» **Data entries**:
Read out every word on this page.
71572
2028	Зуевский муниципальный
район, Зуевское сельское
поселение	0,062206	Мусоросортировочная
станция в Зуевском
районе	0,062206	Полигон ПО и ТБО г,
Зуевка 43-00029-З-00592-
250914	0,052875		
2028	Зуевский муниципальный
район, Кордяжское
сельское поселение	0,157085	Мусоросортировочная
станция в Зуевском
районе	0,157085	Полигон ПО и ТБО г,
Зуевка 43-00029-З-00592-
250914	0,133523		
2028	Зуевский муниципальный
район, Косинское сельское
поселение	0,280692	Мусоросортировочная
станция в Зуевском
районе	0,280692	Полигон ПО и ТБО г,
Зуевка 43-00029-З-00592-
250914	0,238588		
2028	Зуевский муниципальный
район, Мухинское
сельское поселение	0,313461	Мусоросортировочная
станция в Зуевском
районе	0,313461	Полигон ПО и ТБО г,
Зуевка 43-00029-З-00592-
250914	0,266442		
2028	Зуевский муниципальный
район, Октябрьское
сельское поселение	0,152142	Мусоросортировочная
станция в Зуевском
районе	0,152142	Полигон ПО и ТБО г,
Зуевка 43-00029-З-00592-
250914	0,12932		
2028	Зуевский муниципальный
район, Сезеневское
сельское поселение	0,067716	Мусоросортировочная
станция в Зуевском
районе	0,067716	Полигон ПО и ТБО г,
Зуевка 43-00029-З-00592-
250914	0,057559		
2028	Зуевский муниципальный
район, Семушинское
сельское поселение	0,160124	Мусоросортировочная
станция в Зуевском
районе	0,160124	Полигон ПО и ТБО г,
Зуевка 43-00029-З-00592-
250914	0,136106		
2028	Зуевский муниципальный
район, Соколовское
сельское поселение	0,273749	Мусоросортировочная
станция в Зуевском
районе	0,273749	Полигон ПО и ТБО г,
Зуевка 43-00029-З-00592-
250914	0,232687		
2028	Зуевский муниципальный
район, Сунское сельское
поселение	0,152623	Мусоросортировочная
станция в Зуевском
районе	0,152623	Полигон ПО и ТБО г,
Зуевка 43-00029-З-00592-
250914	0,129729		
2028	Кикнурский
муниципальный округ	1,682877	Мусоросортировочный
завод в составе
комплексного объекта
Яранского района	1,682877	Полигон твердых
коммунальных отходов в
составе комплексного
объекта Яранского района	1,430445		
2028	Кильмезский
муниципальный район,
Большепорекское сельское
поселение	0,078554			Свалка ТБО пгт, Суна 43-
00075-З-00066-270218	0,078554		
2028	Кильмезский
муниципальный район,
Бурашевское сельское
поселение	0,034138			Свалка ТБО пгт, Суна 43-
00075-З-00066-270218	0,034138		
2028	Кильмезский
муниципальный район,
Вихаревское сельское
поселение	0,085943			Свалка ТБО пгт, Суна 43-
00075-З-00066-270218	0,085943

» **GOAL**: Copy out the whole listing, exactly as written.

» **THE RESPONSE**:
Read out every word on this page.
71572
2028	Зуевский муниципальный
район, Зуевское сельское
поселение	0,062206	Мусоросортировочная
станция в Зуевском
районе	0,062206	Полигон ПО и ТБО г,
Зуевка 43-00029-З-00592-
250914	0,052875		
2028	Зуевский муниципальный
район, Кордяжское
сельское поселение	0,157085	Мусоросортировочная
станция в Зуевском
районе	0,157085	Полигон ПО и ТБО г,
Зуевка 43-00029-З-00592-
250914	0,133523		
2028	Зуевский муниципальный
район, Косинское сельское
поселение	0,280692	Мусоросортировочная
станция в Зуевском
районе	0,280692	Полигон ПО и ТБО г,
Зуевка 43-00029-З-00592-
250914	0,238588		
2028	Зуевский муниципальный
район, Мухинское
сельское поселение	0,313461	Мусоросортировочная
станция в Зуевском
районе	0,313461	Полигон ПО и ТБО г,
Зуевка 43-00029-З-00592-
250914	0,266442		
2028	Зуевский муниципальный
район, Октябрьское
сельское поселение	0,152142	Мусоросортировочная
станция в Зуевском
районе	0,152142	Полигон ПО и ТБО г,
Зуевка 43-00029-З-00592-
250914	0,12932		
2028	Зуевский муниципальный
район, Сезеневское
сельское поселение	0,067716	Мусоросортировочная
станция в Зуевском
районе	0,067716	Полигон ПО и ТБО г,
Зуевка 43-00029-З-00592-
250914	0,057559		
2028	Зуевский муниципальный
район, Семушинское
сельское поселение	0,160124	Мусоросортировочная
станция в Зуевском
районе	0,160124	Полигон ПО и ТБО г,
Зуевка 43-00029-З-00592-
250914	0,136106		
2028	Зуевский муниципальный
район, Соколовское
сельское поселение	0,273749	Мусоросортировочная
станция в Зуевском
районе	0,273749	Полигон ПО и ТБО г,
Зуевка 43-00029-З-00592-
250914	0,232687		
2028	Зуевский муниципальный
район, Сунское сельское
поселение	0,152623	Мусоросортировочная
станция в Зуевском
районе	0,152623	Полигон ПО и ТБО г,
Зуевка 43-00029-З-00592-
250914	0,129729		
2028	Кикнурский
муниципальный округ	1,682877	Мусоросортировочный
завод в составе
комплексного объекта
Яранского района	1,682877	Полигон твердых
коммунальных отходов в
составе комплексного
объекта Яранского района	1,430445		
2028	Кильмезский
муниципальный район,
Большепорекское сельское
поселение	0,078554			Свалка ТБО пгт, Суна 43-
00075-З-00066-270218	0,078554		
2028	Кильмезский
муниципальный район,
Бурашевское сельское
поселение	0,034138			Свалка ТБО пгт, Суна 43-
00075-З-00066-270218	0,034138		
2028	Кильмезский
муниципальный район,
Вихаревское сельское
поселение	0,085943			Свалка ТБО пгт, Суна 43-
00075-З-00066-270218	0,085943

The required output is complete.